Task to carry out —
Transcribe each line of the records below exactly, excluding any embedded images.

____

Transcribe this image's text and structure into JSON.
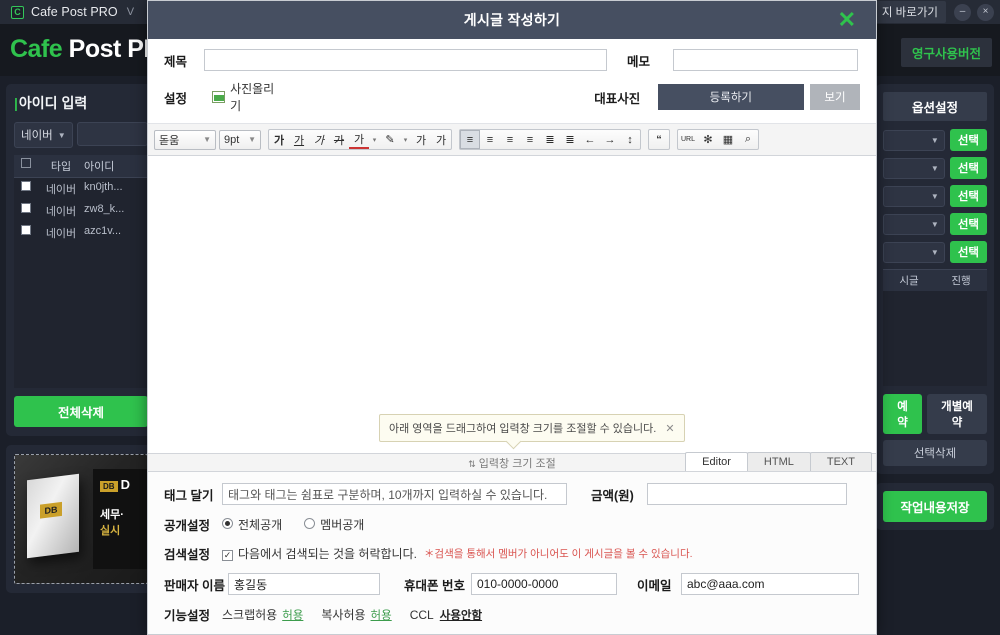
{
  "app": {
    "titlebar": {
      "logo": "C",
      "title": "Cafe Post PRO",
      "version": "V",
      "shortcut_label": "지 바로가기",
      "minimize": "–",
      "close": "×"
    },
    "brand": {
      "part1": "Cafe",
      "part2": "Post PR"
    },
    "permanent_badge": "영구사용버전"
  },
  "left_panel": {
    "title_bar": "|",
    "title": "아이디 입력",
    "site_select": "네이버",
    "columns": [
      "타입",
      "아이디"
    ],
    "rows": [
      {
        "type": "네이버",
        "id": "kn0jth..."
      },
      {
        "type": "네이버",
        "id": "zw8_k..."
      },
      {
        "type": "네이버",
        "id": "azc1v..."
      }
    ],
    "delete_all_button": "전체삭제",
    "promo": {
      "badge": "DB",
      "brand": "D",
      "box_label": "DB",
      "line1": "세무·",
      "line2": "실시"
    }
  },
  "right_panel": {
    "option_title": "옵션설정",
    "select_buttons": [
      "선택",
      "선택",
      "선택",
      "선택",
      "선택"
    ],
    "grid_columns": [
      "시글",
      "진행"
    ],
    "reserve_button": "예약",
    "individual_reserve_button": "개별예약",
    "delete_selected_button": "선택삭제",
    "save_work_button": "작업내용저장"
  },
  "modal": {
    "title": "게시글 작성하기",
    "close_icon": "✕",
    "meta": {
      "subject_label": "제목",
      "subject_value": "",
      "memo_label": "메모",
      "memo_value": "",
      "settings_label": "설정",
      "photo_upload_label": "사진올리기",
      "cover_label": "대표사진",
      "register_button": "등록하기",
      "view_button": "보기"
    },
    "toolbar": {
      "font_family": "돋움",
      "font_size": "9pt",
      "bold": "가",
      "underline": "가",
      "italic": "가",
      "strike": "가",
      "font_color": "가",
      "highlight": "✎",
      "superscript": "가",
      "subscript": "가",
      "align_left": "≡",
      "align_center": "≡",
      "align_right": "≡",
      "align_justify": "≡",
      "ordered_list": "≣",
      "unordered_list": "≣",
      "outdent": "←",
      "indent": "→",
      "line_height": "↕",
      "quote": "“",
      "link": "URL",
      "special_char": "✻",
      "table": "▦",
      "find": "⌕",
      "dropdown_caret": "▾"
    },
    "editor": {
      "content": "",
      "tip_text": "아래 영역을 드래그하여 입력창 크기를 조절할 수 있습니다.",
      "tip_close": "✕",
      "resize_label": "입력창 크기 조절",
      "resize_arrows": "⇅",
      "tabs": [
        {
          "label": "Editor",
          "active": true
        },
        {
          "label": "HTML",
          "active": false
        },
        {
          "label": "TEXT",
          "active": false
        }
      ]
    },
    "form": {
      "tag_label": "태그 달기",
      "tag_value": "태그와 태그는 쉼표로 구분하며, 10개까지 입력하실 수 있습니다.",
      "price_label": "금액(원)",
      "price_value": "",
      "privacy_label": "공개설정",
      "privacy_options": [
        {
          "label": "전체공개",
          "selected": true
        },
        {
          "label": "멤버공개",
          "selected": false
        }
      ],
      "search_label": "검색설정",
      "search_checkbox_label": "다음에서 검색되는 것을 허락합니다.",
      "search_checked": "✓",
      "search_note": "＊검색을 통해서 멤버가 아니어도 이 게시글을 볼 수 있습니다.",
      "seller_label": "판매자 이름",
      "seller_value": "홍길동",
      "phone_label": "휴대폰 번호",
      "phone_value": "010-0000-0000",
      "email_label": "이메일",
      "email_value": "abc@aaa.com",
      "feature_label": "기능설정",
      "scrap_label": "스크랩허용",
      "scrap_value": "허용",
      "copy_label": "복사허용",
      "copy_value": "허용",
      "ccl_label": "CCL",
      "ccl_value": "사용안함"
    }
  },
  "colors": {
    "accent_green": "#2fc24d",
    "modal_bar": "#464f61",
    "app_bg": "#1b1f29",
    "panel_bg": "#242936"
  }
}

____

The completed task —
Transcribe this image's text and structure into JSON.
{
  "app": {
    "titlebar": {
      "logo": "C",
      "title": "Cafe Post PRO",
      "version": "V",
      "shortcut_label": "지 바로가기",
      "minimize": "–",
      "close": "×"
    },
    "brand": {
      "part1": "Cafe",
      "part2": "Post PR"
    },
    "permanent_badge": "영구사용버전"
  },
  "left_panel": {
    "title_bar": "|",
    "title": "아이디 입력",
    "site_select": "네이버",
    "columns": [
      "타입",
      "아이디"
    ],
    "rows": [
      {
        "type": "네이버",
        "id": "kn0jth..."
      },
      {
        "type": "네이버",
        "id": "zw8_k..."
      },
      {
        "type": "네이버",
        "id": "azc1v..."
      }
    ],
    "delete_all_button": "전체삭제",
    "promo": {
      "badge": "DB",
      "brand": "D",
      "box_label": "DB",
      "line1": "세무·",
      "line2": "실시"
    }
  },
  "right_panel": {
    "option_title": "옵션설정",
    "select_buttons": [
      "선택",
      "선택",
      "선택",
      "선택",
      "선택"
    ],
    "grid_columns": [
      "시글",
      "진행"
    ],
    "reserve_button": "예약",
    "individual_reserve_button": "개별예약",
    "delete_selected_button": "선택삭제",
    "save_work_button": "작업내용저장"
  },
  "modal": {
    "title": "게시글 작성하기",
    "close_icon": "✕",
    "meta": {
      "subject_label": "제목",
      "subject_value": "",
      "memo_label": "메모",
      "memo_value": "",
      "settings_label": "설정",
      "photo_upload_label": "사진올리기",
      "cover_label": "대표사진",
      "register_button": "등록하기",
      "view_button": "보기"
    },
    "toolbar": {
      "font_family": "돋움",
      "font_size": "9pt",
      "bold": "가",
      "underline": "가",
      "italic": "가",
      "strike": "가",
      "font_color": "가",
      "highlight": "✎",
      "superscript": "가",
      "subscript": "가",
      "align_left": "≡",
      "align_center": "≡",
      "align_right": "≡",
      "align_justify": "≡",
      "ordered_list": "≣",
      "unordered_list": "≣",
      "outdent": "←",
      "indent": "→",
      "line_height": "↕",
      "quote": "“",
      "link": "URL",
      "special_char": "✻",
      "table": "▦",
      "find": "⌕",
      "dropdown_caret": "▾"
    },
    "editor": {
      "content": "",
      "tip_text": "아래 영역을 드래그하여 입력창 크기를 조절할 수 있습니다.",
      "tip_close": "✕",
      "resize_label": "입력창 크기 조절",
      "resize_arrows": "⇅",
      "tabs": [
        {
          "label": "Editor",
          "active": true
        },
        {
          "label": "HTML",
          "active": false
        },
        {
          "label": "TEXT",
          "active": false
        }
      ]
    },
    "form": {
      "tag_label": "태그 달기",
      "tag_value": "태그와 태그는 쉼표로 구분하며, 10개까지 입력하실 수 있습니다.",
      "price_label": "금액(원)",
      "price_value": "",
      "privacy_label": "공개설정",
      "privacy_options": [
        {
          "label": "전체공개",
          "selected": true
        },
        {
          "label": "멤버공개",
          "selected": false
        }
      ],
      "search_label": "검색설정",
      "search_checkbox_label": "다음에서 검색되는 것을 허락합니다.",
      "search_checked": "✓",
      "search_note": "＊검색을 통해서 멤버가 아니어도 이 게시글을 볼 수 있습니다.",
      "seller_label": "판매자 이름",
      "seller_value": "홍길동",
      "phone_label": "휴대폰 번호",
      "phone_value": "010-0000-0000",
      "email_label": "이메일",
      "email_value": "abc@aaa.com",
      "feature_label": "기능설정",
      "scrap_label": "스크랩허용",
      "scrap_value": "허용",
      "copy_label": "복사허용",
      "copy_value": "허용",
      "ccl_label": "CCL",
      "ccl_value": "사용안함"
    }
  },
  "colors": {
    "accent_green": "#2fc24d",
    "modal_bar": "#464f61",
    "app_bg": "#1b1f29",
    "panel_bg": "#242936"
  }
}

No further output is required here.